**What this task involves**
Copy out every record below with complete accuracy.

Extracted data entries:

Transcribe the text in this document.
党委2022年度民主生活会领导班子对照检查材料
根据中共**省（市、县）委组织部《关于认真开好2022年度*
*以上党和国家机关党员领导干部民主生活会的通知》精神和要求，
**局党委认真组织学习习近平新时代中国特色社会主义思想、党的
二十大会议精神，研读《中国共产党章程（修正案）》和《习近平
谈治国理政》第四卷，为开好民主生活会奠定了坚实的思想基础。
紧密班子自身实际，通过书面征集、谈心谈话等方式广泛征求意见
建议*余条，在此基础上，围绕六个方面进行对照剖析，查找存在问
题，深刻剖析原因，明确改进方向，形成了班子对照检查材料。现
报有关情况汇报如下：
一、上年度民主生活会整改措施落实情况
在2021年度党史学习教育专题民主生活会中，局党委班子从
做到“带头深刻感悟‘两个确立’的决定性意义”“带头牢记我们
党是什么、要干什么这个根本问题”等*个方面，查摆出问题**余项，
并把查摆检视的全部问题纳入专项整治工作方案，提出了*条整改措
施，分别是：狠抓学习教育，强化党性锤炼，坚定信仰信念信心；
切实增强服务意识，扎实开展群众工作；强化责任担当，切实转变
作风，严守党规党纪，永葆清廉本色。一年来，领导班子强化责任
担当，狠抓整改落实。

**Full solution**
Transcribe the text in this document.
党委2022年度民主生活会领导班子对照检查材料
根据中共**省（市、县）委组织部《关于认真开好2022年度*
*以上党和国家机关党员领导干部民主生活会的通知》精神和要求，
**局党委认真组织学习习近平新时代中国特色社会主义思想、党的
二十大会议精神，研读《中国共产党章程（修正案）》和《习近平
谈治国理政》第四卷，为开好民主生活会奠定了坚实的思想基础。
紧密班子自身实际，通过书面征集、谈心谈话等方式广泛征求意见
建议*余条，在此基础上，围绕六个方面进行对照剖析，查找存在问
题，深刻剖析原因，明确改进方向，形成了班子对照检查材料。现
报有关情况汇报如下：
一、上年度民主生活会整改措施落实情况
在2021年度党史学习教育专题民主生活会中，局党委班子从
做到“带头深刻感悟‘两个确立’的决定性意义”“带头牢记我们
党是什么、要干什么这个根本问题”等*个方面，查摆出问题**余项，
并把查摆检视的全部问题纳入专项整治工作方案，提出了*条整改措
施，分别是：狠抓学习教育，强化党性锤炼，坚定信仰信念信心；
切实增强服务意识，扎实开展群众工作；强化责任担当，切实转变
作风，严守党规党纪，永葆清廉本色。一年来，领导班子强化责任
担当，狠抓整改落实。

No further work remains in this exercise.